Dataset rows about figures
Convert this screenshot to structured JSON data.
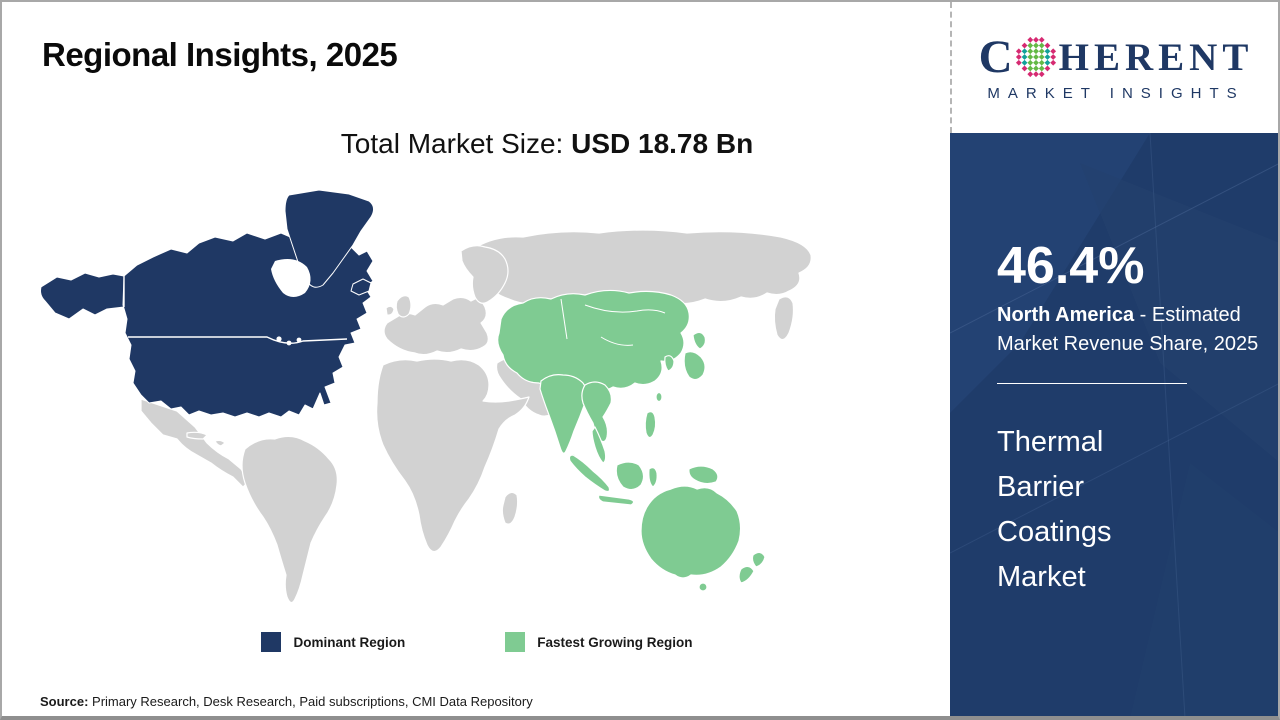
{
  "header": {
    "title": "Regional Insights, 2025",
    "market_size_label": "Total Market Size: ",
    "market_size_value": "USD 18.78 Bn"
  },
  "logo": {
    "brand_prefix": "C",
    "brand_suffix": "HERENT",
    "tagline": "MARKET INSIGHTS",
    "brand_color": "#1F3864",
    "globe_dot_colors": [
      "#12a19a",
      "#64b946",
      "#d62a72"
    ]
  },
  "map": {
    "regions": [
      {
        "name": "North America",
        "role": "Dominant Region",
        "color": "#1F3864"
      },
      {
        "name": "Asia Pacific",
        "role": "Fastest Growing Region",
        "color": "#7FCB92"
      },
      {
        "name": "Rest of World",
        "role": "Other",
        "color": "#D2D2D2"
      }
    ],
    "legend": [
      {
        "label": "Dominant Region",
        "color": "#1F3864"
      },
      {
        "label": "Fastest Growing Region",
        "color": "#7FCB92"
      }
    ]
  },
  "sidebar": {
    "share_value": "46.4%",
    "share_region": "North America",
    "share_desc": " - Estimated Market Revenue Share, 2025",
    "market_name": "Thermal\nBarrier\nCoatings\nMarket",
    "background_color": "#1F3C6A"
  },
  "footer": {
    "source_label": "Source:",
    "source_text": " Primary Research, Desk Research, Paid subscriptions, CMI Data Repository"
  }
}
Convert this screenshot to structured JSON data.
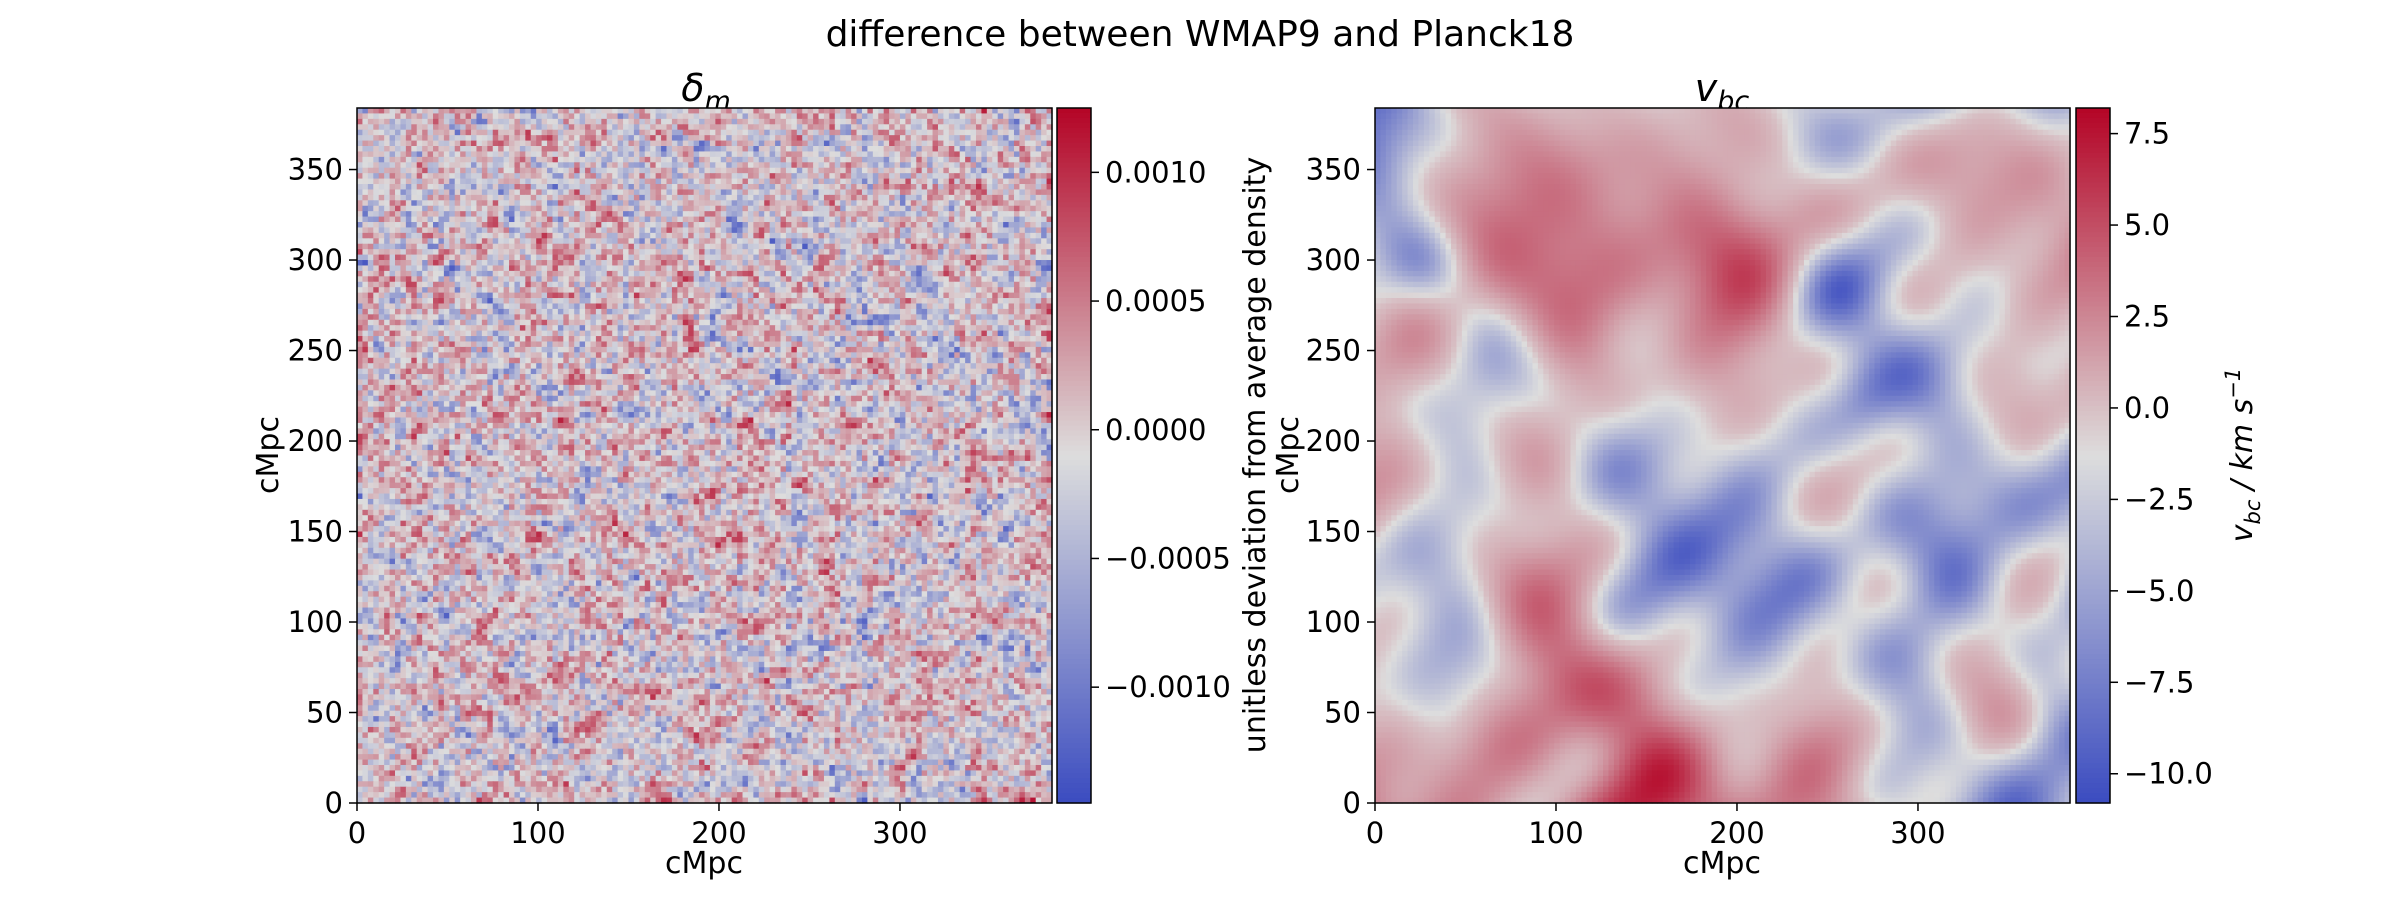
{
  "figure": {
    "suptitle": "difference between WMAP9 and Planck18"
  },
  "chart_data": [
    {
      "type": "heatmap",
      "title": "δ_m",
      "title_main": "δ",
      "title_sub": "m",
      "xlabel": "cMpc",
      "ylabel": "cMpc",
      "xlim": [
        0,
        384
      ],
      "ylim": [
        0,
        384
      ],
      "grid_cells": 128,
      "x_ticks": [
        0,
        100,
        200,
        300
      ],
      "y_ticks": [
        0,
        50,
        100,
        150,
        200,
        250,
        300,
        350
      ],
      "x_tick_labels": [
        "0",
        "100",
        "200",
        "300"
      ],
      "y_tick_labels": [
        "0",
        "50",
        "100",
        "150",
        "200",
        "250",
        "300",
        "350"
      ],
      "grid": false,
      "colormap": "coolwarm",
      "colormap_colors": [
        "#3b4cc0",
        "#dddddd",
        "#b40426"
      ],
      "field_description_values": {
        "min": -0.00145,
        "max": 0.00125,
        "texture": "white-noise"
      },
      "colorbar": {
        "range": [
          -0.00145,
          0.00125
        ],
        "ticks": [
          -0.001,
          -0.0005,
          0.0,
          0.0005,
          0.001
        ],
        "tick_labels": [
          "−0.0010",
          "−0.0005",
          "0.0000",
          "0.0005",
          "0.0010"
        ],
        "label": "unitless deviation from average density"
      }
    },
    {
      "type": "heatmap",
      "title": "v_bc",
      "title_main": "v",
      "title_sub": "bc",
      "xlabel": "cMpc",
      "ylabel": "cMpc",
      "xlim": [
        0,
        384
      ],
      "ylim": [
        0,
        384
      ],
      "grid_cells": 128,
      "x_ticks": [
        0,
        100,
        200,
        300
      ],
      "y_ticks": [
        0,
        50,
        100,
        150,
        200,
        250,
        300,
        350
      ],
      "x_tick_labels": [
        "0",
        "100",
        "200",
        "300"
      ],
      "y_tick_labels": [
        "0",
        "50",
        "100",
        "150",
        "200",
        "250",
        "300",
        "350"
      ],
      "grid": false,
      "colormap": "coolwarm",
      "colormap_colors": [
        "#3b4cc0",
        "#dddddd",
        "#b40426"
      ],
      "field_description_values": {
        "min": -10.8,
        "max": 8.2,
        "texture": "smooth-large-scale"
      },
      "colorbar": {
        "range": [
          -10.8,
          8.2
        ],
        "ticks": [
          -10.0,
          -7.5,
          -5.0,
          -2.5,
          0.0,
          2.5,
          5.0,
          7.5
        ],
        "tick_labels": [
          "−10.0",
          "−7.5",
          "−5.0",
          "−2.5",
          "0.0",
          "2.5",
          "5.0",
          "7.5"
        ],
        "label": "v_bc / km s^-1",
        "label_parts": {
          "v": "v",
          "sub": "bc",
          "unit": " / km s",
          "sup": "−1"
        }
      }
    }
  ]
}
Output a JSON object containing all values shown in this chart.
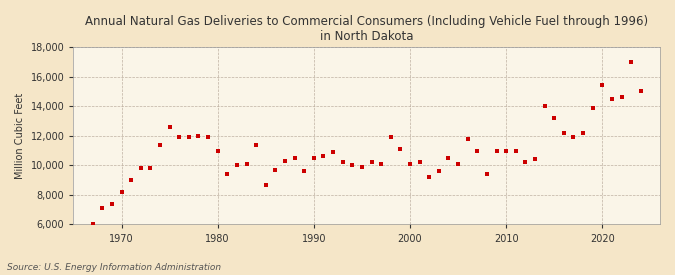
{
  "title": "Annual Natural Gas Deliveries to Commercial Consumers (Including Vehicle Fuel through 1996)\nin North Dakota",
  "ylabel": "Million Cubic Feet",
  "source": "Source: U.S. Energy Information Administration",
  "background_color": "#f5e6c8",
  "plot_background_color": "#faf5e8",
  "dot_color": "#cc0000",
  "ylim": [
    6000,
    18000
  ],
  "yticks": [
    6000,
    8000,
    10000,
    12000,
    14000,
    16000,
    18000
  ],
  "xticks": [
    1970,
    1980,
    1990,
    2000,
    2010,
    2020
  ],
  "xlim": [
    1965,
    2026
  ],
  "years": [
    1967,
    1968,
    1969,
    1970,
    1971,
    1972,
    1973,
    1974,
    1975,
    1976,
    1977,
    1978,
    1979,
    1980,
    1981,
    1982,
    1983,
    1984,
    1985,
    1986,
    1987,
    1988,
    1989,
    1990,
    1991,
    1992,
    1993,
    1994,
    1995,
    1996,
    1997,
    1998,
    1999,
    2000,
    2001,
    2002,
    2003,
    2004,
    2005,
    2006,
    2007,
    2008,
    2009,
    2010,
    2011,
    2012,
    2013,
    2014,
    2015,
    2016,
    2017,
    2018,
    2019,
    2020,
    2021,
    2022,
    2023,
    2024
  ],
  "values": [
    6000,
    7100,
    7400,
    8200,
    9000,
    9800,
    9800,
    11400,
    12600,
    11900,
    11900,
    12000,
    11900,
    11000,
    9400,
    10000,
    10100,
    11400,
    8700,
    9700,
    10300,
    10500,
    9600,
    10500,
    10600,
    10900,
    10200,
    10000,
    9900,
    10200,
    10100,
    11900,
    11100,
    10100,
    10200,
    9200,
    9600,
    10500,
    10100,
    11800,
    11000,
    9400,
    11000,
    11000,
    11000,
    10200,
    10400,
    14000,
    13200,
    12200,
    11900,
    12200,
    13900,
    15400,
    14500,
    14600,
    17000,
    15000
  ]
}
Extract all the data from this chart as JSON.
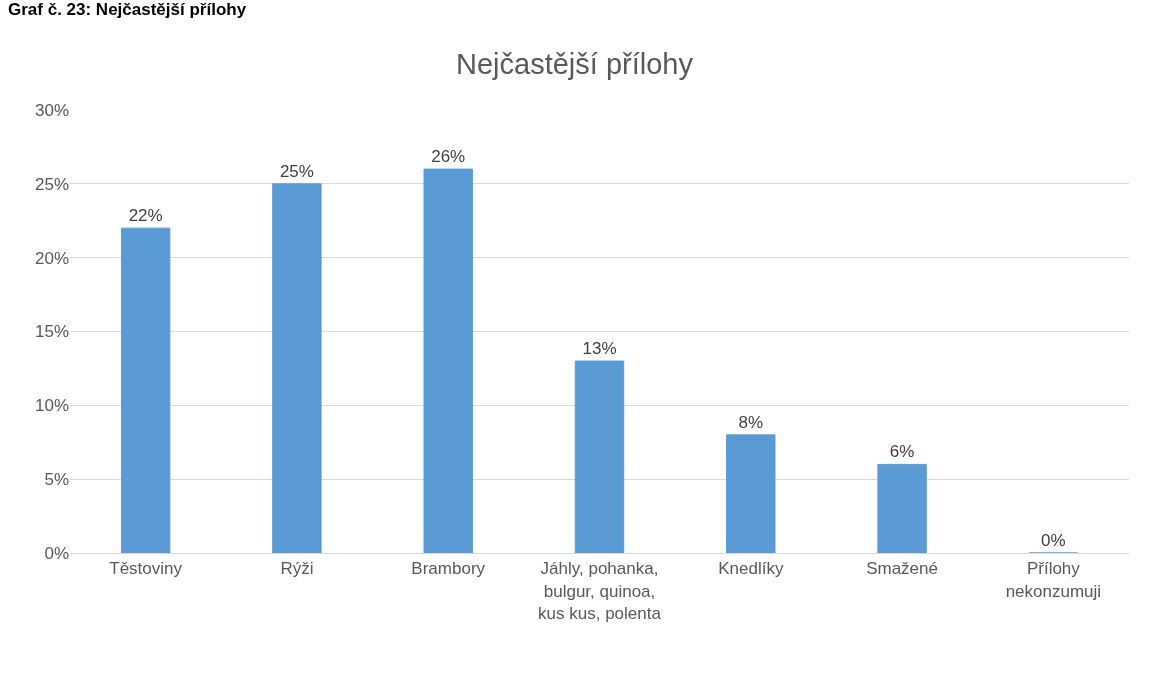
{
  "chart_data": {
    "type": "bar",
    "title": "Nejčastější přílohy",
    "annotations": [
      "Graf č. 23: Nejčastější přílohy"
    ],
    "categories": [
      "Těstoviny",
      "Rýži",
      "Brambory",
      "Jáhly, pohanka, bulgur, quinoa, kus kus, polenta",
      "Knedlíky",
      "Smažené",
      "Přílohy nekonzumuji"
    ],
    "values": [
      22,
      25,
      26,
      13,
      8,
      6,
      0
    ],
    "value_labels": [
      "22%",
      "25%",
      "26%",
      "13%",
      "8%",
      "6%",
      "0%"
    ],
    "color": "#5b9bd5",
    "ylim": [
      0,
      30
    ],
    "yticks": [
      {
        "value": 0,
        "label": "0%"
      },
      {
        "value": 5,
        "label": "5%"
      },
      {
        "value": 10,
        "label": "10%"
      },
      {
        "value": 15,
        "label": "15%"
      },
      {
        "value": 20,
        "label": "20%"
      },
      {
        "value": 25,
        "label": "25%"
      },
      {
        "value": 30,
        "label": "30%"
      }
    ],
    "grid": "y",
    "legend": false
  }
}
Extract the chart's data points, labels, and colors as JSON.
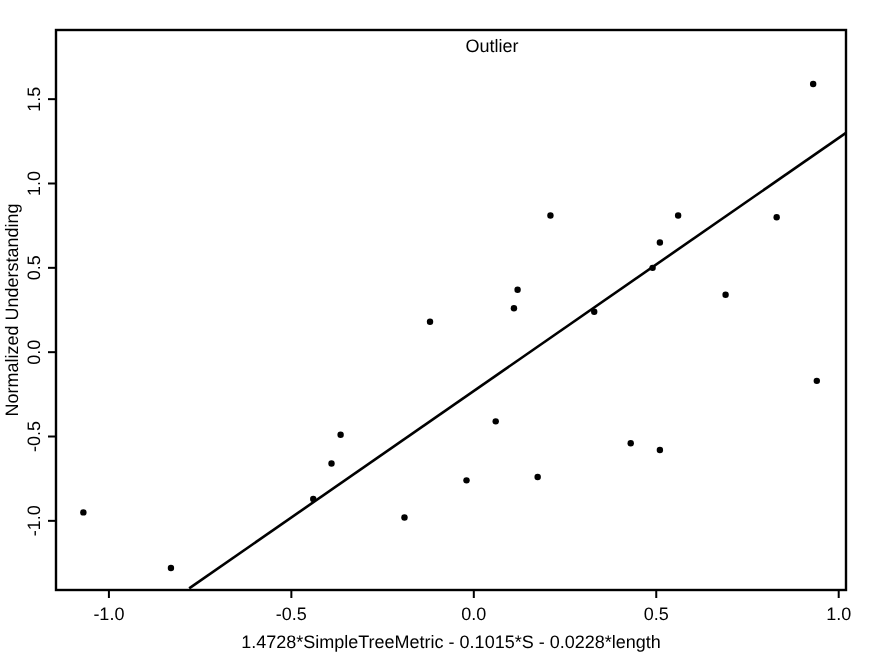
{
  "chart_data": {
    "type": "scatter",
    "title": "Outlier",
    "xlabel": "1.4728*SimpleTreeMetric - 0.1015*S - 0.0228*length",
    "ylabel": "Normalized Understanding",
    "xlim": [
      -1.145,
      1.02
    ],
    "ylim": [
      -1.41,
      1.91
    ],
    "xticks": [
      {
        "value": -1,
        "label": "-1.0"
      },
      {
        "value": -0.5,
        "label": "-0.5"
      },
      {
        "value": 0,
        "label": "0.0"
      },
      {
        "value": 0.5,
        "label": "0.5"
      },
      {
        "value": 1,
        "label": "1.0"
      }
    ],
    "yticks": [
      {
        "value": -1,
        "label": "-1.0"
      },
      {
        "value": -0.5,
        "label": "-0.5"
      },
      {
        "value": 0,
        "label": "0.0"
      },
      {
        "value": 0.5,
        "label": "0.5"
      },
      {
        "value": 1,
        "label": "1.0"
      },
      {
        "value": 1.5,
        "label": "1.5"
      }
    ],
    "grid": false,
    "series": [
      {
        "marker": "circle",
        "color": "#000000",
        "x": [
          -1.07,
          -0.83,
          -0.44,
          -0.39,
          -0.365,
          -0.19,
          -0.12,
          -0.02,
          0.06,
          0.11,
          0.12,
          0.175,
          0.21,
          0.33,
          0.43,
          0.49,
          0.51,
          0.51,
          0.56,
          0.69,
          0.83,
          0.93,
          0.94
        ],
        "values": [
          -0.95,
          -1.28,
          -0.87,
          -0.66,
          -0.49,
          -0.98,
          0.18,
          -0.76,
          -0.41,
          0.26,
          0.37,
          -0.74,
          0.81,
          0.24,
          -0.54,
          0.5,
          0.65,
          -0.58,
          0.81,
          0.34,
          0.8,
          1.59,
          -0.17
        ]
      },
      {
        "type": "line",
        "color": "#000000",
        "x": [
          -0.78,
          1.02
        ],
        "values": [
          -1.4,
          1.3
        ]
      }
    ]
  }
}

## Aim
Within the data above, pick out all lines holding the word "JSON".

## Response for this exercise
Convert this screenshot to structured JSON data.
Convert this screenshot to structured JSON data.
Output a JSON object containing all values shown in this chart.
Extract all the data from this chart as JSON.
Extract the chart's data points, labels, and colors as JSON.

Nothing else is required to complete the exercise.